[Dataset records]

_____

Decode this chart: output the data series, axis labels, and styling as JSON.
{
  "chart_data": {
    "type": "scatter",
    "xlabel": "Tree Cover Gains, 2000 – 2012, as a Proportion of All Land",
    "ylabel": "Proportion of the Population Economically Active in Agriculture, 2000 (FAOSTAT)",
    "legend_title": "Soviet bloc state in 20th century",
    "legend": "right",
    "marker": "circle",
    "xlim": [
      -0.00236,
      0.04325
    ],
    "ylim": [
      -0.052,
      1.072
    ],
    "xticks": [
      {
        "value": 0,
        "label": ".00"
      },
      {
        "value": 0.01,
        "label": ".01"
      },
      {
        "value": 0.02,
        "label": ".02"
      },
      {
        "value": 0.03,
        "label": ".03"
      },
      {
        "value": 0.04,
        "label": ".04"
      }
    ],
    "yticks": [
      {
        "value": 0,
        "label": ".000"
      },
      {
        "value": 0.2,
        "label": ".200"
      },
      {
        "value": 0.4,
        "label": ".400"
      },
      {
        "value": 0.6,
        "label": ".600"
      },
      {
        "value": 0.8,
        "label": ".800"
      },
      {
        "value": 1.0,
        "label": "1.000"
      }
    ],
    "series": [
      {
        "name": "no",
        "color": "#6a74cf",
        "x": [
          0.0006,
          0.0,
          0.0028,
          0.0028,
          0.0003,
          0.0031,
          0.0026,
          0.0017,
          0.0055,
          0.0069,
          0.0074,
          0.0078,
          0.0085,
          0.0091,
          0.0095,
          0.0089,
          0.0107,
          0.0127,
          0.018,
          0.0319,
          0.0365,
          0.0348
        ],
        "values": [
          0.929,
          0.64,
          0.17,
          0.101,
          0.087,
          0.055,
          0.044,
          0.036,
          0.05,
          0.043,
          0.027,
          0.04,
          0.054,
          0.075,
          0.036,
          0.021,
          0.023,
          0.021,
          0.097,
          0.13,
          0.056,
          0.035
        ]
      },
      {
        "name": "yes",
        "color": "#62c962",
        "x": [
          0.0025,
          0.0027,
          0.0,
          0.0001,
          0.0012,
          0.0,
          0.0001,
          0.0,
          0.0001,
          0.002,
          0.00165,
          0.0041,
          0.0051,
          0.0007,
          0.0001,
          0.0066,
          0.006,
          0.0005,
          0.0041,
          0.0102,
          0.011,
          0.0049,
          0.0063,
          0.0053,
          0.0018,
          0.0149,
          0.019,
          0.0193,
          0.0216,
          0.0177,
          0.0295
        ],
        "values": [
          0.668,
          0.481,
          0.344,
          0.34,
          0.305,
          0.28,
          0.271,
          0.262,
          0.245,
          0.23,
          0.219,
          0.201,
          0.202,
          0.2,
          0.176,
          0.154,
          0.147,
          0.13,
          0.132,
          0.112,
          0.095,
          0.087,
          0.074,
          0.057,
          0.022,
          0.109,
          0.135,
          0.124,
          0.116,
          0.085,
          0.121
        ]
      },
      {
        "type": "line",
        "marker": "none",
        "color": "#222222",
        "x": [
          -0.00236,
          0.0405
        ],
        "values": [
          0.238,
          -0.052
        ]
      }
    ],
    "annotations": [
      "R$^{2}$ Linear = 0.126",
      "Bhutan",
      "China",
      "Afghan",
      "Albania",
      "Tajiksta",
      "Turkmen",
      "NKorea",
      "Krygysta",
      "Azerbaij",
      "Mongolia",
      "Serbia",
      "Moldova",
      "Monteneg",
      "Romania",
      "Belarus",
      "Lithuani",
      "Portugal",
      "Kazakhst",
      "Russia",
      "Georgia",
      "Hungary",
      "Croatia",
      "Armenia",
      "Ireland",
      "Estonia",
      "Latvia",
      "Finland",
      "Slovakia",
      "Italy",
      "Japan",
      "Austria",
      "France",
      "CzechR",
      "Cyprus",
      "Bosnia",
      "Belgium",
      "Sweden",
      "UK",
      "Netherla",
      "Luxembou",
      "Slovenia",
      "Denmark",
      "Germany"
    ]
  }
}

_____

◆ Directions: Only the number is wanted: count the lines of the records that hold the word "color".

◆ Solved problem: 3